▸ Exercise instructions
Would you retype all of these records exactly?

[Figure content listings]
○ ○ ○
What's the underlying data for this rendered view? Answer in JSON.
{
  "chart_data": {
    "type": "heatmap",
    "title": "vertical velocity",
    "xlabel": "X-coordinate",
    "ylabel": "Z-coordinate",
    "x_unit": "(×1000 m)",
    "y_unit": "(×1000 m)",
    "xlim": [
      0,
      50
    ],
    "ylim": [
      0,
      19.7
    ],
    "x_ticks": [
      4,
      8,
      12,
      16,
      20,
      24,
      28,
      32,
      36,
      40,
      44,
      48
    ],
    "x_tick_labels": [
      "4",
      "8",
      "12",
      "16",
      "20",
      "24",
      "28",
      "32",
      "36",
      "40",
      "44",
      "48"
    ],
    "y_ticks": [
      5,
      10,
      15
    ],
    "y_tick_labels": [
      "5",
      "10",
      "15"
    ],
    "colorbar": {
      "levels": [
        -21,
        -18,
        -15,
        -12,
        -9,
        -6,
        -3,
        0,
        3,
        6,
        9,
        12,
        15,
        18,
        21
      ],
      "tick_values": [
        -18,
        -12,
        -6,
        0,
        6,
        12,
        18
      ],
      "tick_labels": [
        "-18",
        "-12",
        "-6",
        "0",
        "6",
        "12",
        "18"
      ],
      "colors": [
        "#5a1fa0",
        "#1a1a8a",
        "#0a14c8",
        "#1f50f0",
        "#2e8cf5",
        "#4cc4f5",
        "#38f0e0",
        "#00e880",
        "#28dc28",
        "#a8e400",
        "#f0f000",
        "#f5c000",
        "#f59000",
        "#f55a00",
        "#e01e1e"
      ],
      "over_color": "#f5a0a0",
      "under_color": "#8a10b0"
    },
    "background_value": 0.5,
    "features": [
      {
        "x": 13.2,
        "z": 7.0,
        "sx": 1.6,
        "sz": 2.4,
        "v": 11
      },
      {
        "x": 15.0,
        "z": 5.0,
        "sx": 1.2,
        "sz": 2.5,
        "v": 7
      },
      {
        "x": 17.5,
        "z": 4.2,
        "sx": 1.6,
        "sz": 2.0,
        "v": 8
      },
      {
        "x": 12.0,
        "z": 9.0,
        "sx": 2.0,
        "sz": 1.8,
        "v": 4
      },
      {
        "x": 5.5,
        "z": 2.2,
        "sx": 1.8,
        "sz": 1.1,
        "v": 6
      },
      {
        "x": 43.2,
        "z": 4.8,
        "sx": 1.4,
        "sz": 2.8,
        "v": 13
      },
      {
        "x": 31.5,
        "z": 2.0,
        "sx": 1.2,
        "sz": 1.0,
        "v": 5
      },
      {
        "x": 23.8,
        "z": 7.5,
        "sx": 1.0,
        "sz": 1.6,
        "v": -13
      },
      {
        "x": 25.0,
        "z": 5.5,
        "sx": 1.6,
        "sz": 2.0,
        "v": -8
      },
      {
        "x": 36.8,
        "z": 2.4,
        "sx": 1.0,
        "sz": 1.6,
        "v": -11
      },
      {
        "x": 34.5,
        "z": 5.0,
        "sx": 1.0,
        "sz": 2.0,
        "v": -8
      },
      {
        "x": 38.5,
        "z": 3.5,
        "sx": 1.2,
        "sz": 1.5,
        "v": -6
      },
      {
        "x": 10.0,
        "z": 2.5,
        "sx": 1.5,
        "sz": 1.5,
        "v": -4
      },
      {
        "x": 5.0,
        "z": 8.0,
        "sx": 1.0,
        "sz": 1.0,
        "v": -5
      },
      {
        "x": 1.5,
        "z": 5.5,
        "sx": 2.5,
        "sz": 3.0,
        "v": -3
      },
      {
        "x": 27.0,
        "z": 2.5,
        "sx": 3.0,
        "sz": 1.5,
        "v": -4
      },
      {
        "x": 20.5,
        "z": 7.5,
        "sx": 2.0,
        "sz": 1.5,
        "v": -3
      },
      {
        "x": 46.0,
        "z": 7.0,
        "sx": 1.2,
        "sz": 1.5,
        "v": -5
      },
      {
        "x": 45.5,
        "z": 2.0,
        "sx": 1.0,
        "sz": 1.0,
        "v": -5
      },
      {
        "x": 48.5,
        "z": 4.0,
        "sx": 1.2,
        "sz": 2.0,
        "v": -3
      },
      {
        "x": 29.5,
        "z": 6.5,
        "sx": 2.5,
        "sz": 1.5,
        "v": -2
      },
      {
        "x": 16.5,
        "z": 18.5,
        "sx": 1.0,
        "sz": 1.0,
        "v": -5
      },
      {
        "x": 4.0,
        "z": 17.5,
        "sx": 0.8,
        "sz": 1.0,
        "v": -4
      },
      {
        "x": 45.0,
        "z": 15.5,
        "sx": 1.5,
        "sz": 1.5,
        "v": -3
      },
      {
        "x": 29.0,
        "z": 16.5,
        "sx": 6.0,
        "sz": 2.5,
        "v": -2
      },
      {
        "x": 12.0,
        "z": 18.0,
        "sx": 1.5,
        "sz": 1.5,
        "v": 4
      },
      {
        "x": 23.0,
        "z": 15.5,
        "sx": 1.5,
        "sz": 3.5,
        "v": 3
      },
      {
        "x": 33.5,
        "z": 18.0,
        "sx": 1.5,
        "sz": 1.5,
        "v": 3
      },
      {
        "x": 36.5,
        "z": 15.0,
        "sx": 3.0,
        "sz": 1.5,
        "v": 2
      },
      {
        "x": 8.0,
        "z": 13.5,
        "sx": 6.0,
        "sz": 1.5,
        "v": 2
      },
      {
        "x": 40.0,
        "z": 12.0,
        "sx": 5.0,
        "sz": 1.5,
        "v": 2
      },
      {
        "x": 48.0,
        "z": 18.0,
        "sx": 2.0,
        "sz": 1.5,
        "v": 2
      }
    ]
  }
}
○ ○ ○
▸ Task response
What's the underlying data for this rendered view? Answer in JSON.
{
  "chart_data": {
    "type": "heatmap",
    "title": "vertical velocity",
    "xlabel": "X-coordinate",
    "ylabel": "Z-coordinate",
    "x_unit": "(×1000 m)",
    "y_unit": "(×1000 m)",
    "xlim": [
      0,
      50
    ],
    "ylim": [
      0,
      19.7
    ],
    "x_ticks": [
      4,
      8,
      12,
      16,
      20,
      24,
      28,
      32,
      36,
      40,
      44,
      48
    ],
    "x_tick_labels": [
      "4",
      "8",
      "12",
      "16",
      "20",
      "24",
      "28",
      "32",
      "36",
      "40",
      "44",
      "48"
    ],
    "y_ticks": [
      5,
      10,
      15
    ],
    "y_tick_labels": [
      "5",
      "10",
      "15"
    ],
    "colorbar": {
      "levels": [
        -21,
        -18,
        -15,
        -12,
        -9,
        -6,
        -3,
        0,
        3,
        6,
        9,
        12,
        15,
        18,
        21
      ],
      "tick_values": [
        -18,
        -12,
        -6,
        0,
        6,
        12,
        18
      ],
      "tick_labels": [
        "-18",
        "-12",
        "-6",
        "0",
        "6",
        "12",
        "18"
      ],
      "colors": [
        "#5a1fa0",
        "#1a1a8a",
        "#0a14c8",
        "#1f50f0",
        "#2e8cf5",
        "#4cc4f5",
        "#38f0e0",
        "#00e880",
        "#28dc28",
        "#a8e400",
        "#f0f000",
        "#f5c000",
        "#f59000",
        "#f55a00",
        "#e01e1e"
      ],
      "over_color": "#f5a0a0",
      "under_color": "#8a10b0"
    },
    "background_value": 0.5,
    "features": [
      {
        "x": 13.2,
        "z": 7.0,
        "sx": 1.6,
        "sz": 2.4,
        "v": 11
      },
      {
        "x": 15.0,
        "z": 5.0,
        "sx": 1.2,
        "sz": 2.5,
        "v": 7
      },
      {
        "x": 17.5,
        "z": 4.2,
        "sx": 1.6,
        "sz": 2.0,
        "v": 8
      },
      {
        "x": 12.0,
        "z": 9.0,
        "sx": 2.0,
        "sz": 1.8,
        "v": 4
      },
      {
        "x": 5.5,
        "z": 2.2,
        "sx": 1.8,
        "sz": 1.1,
        "v": 6
      },
      {
        "x": 43.2,
        "z": 4.8,
        "sx": 1.4,
        "sz": 2.8,
        "v": 13
      },
      {
        "x": 31.5,
        "z": 2.0,
        "sx": 1.2,
        "sz": 1.0,
        "v": 5
      },
      {
        "x": 23.8,
        "z": 7.5,
        "sx": 1.0,
        "sz": 1.6,
        "v": -13
      },
      {
        "x": 25.0,
        "z": 5.5,
        "sx": 1.6,
        "sz": 2.0,
        "v": -8
      },
      {
        "x": 36.8,
        "z": 2.4,
        "sx": 1.0,
        "sz": 1.6,
        "v": -11
      },
      {
        "x": 34.5,
        "z": 5.0,
        "sx": 1.0,
        "sz": 2.0,
        "v": -8
      },
      {
        "x": 38.5,
        "z": 3.5,
        "sx": 1.2,
        "sz": 1.5,
        "v": -6
      },
      {
        "x": 10.0,
        "z": 2.5,
        "sx": 1.5,
        "sz": 1.5,
        "v": -4
      },
      {
        "x": 5.0,
        "z": 8.0,
        "sx": 1.0,
        "sz": 1.0,
        "v": -5
      },
      {
        "x": 1.5,
        "z": 5.5,
        "sx": 2.5,
        "sz": 3.0,
        "v": -3
      },
      {
        "x": 27.0,
        "z": 2.5,
        "sx": 3.0,
        "sz": 1.5,
        "v": -4
      },
      {
        "x": 20.5,
        "z": 7.5,
        "sx": 2.0,
        "sz": 1.5,
        "v": -3
      },
      {
        "x": 46.0,
        "z": 7.0,
        "sx": 1.2,
        "sz": 1.5,
        "v": -5
      },
      {
        "x": 45.5,
        "z": 2.0,
        "sx": 1.0,
        "sz": 1.0,
        "v": -5
      },
      {
        "x": 48.5,
        "z": 4.0,
        "sx": 1.2,
        "sz": 2.0,
        "v": -3
      },
      {
        "x": 29.5,
        "z": 6.5,
        "sx": 2.5,
        "sz": 1.5,
        "v": -2
      },
      {
        "x": 16.5,
        "z": 18.5,
        "sx": 1.0,
        "sz": 1.0,
        "v": -5
      },
      {
        "x": 4.0,
        "z": 17.5,
        "sx": 0.8,
        "sz": 1.0,
        "v": -4
      },
      {
        "x": 45.0,
        "z": 15.5,
        "sx": 1.5,
        "sz": 1.5,
        "v": -3
      },
      {
        "x": 29.0,
        "z": 16.5,
        "sx": 6.0,
        "sz": 2.5,
        "v": -2
      },
      {
        "x": 12.0,
        "z": 18.0,
        "sx": 1.5,
        "sz": 1.5,
        "v": 4
      },
      {
        "x": 23.0,
        "z": 15.5,
        "sx": 1.5,
        "sz": 3.5,
        "v": 3
      },
      {
        "x": 33.5,
        "z": 18.0,
        "sx": 1.5,
        "sz": 1.5,
        "v": 3
      },
      {
        "x": 36.5,
        "z": 15.0,
        "sx": 3.0,
        "sz": 1.5,
        "v": 2
      },
      {
        "x": 8.0,
        "z": 13.5,
        "sx": 6.0,
        "sz": 1.5,
        "v": 2
      },
      {
        "x": 40.0,
        "z": 12.0,
        "sx": 5.0,
        "sz": 1.5,
        "v": 2
      },
      {
        "x": 48.0,
        "z": 18.0,
        "sx": 2.0,
        "sz": 1.5,
        "v": 2
      }
    ]
  }
}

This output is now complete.